Objective = Could you copy every line from the material below in which "Temperature" appears?

Records shown =
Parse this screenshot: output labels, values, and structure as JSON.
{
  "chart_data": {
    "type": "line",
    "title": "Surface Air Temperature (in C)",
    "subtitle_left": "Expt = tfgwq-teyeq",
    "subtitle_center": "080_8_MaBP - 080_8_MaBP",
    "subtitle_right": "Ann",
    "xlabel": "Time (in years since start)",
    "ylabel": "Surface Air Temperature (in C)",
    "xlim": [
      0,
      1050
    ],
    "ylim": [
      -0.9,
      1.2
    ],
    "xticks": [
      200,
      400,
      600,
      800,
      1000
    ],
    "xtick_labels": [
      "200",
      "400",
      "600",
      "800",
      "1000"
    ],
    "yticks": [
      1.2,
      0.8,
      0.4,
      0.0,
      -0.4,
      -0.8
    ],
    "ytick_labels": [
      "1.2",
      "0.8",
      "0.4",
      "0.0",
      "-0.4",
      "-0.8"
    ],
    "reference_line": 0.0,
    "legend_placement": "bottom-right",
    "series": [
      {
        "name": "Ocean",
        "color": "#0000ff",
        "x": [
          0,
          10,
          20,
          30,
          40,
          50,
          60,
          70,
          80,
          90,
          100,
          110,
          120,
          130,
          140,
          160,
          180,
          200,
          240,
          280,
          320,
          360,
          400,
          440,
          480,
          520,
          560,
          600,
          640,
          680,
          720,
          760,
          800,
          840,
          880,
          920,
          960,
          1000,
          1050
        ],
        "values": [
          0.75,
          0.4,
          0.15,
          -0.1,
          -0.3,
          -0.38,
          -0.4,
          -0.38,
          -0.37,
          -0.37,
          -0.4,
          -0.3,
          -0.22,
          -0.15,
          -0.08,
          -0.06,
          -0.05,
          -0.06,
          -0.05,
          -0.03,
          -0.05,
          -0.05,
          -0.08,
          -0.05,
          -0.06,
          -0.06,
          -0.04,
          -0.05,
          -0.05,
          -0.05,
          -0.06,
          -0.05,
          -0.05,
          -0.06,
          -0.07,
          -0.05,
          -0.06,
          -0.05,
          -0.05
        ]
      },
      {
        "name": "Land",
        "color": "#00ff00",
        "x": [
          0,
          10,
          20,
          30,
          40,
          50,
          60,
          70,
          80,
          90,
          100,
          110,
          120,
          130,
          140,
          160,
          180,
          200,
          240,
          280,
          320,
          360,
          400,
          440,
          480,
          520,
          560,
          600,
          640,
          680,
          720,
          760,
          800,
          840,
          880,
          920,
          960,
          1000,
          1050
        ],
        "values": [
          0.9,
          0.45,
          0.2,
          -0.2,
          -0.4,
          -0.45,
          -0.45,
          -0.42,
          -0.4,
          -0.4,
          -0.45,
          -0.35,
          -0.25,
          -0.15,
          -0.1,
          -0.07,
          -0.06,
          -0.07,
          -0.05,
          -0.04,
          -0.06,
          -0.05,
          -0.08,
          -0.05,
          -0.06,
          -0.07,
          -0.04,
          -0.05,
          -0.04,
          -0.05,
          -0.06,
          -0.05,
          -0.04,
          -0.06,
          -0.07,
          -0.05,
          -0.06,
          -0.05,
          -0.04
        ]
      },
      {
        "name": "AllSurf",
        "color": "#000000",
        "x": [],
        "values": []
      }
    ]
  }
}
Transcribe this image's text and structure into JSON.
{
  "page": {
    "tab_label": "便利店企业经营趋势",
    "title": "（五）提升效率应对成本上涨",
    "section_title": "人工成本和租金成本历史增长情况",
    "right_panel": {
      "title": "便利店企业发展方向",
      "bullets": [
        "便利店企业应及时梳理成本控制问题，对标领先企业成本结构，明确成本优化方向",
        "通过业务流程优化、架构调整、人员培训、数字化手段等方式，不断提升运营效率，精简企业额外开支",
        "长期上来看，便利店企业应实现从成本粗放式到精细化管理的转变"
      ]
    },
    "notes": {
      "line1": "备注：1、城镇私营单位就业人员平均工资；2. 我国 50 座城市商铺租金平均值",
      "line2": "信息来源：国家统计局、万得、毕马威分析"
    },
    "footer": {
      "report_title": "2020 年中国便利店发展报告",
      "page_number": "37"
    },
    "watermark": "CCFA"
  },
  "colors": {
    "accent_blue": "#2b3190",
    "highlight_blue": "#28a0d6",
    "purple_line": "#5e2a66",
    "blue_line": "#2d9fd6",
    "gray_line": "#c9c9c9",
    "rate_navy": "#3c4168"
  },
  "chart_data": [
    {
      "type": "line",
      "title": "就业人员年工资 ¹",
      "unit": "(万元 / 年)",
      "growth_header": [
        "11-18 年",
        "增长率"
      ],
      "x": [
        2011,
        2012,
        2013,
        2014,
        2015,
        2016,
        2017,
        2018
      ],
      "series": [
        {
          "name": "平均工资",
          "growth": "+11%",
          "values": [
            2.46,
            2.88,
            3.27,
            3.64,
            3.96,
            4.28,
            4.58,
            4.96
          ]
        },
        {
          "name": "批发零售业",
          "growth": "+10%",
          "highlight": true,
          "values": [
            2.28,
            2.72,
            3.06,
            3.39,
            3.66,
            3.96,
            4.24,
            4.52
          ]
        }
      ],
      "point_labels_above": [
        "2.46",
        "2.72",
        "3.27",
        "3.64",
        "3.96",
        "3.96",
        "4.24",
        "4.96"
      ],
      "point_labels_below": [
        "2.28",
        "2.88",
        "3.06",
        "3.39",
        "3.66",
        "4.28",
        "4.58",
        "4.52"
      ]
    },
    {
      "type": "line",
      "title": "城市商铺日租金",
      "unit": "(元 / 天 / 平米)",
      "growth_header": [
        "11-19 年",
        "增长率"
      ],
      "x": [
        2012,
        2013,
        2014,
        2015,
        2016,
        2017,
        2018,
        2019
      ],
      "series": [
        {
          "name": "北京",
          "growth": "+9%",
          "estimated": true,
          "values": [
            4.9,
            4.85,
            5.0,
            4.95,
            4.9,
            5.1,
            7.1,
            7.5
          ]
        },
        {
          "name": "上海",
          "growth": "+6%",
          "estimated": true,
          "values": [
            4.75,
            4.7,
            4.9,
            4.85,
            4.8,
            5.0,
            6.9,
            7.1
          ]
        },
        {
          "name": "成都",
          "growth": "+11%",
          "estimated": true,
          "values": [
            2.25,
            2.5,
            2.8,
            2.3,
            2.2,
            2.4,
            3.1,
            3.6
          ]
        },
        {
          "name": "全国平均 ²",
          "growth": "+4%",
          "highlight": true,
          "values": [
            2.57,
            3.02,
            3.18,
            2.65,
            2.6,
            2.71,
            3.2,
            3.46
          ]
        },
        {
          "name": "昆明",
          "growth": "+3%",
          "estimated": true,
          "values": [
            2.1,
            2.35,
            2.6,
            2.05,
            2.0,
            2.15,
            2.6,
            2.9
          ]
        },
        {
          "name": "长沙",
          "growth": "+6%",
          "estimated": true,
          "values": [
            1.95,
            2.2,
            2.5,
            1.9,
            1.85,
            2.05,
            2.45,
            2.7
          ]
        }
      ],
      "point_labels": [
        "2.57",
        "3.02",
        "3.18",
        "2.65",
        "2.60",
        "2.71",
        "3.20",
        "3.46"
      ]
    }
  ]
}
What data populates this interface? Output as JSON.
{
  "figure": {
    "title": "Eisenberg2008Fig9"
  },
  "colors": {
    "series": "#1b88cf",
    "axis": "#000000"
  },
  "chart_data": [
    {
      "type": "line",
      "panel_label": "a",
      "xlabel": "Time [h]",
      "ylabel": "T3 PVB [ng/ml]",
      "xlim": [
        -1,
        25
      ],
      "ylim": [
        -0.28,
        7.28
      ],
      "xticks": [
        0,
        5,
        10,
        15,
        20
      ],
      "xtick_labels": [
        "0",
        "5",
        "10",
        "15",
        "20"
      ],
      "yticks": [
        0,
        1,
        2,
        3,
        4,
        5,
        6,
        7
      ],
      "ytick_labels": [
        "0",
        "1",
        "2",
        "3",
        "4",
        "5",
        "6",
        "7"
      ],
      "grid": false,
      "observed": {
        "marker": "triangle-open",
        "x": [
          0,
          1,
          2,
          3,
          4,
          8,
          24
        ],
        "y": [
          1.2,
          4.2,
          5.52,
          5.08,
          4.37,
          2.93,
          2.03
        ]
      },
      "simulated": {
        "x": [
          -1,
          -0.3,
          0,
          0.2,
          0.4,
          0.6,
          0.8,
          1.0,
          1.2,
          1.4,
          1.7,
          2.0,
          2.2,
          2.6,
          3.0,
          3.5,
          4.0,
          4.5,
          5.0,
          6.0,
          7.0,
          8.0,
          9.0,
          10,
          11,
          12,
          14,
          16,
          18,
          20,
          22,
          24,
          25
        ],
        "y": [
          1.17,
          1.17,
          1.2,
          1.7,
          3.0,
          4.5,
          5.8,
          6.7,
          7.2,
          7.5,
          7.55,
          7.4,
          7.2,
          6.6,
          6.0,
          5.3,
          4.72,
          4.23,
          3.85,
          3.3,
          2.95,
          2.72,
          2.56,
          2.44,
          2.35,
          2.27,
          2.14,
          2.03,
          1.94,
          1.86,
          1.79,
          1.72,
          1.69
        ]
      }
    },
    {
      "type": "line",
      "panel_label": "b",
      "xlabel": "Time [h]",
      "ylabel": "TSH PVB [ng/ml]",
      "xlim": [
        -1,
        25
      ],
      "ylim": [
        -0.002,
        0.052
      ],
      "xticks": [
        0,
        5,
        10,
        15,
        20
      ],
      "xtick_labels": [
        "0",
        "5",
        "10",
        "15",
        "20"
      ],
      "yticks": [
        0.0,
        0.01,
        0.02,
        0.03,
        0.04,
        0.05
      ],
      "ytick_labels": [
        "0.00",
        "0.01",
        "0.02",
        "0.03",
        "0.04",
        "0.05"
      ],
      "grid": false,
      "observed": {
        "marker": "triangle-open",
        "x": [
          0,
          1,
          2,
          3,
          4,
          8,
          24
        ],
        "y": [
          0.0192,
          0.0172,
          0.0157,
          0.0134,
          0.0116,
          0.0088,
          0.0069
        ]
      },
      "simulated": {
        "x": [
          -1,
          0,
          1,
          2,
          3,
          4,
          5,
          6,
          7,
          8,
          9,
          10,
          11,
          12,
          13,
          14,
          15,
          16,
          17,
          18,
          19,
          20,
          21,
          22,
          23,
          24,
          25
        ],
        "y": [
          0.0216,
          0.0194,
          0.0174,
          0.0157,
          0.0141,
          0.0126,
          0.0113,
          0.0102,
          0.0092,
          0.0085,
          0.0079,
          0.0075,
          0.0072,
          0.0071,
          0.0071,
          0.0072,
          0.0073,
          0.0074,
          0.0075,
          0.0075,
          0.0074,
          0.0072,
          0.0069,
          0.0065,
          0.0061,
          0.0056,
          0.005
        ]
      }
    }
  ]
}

Exercise result =
    "title": "Surface Air Temperature (in C)",
    "ylabel": "Surface Air Temperature (in C)",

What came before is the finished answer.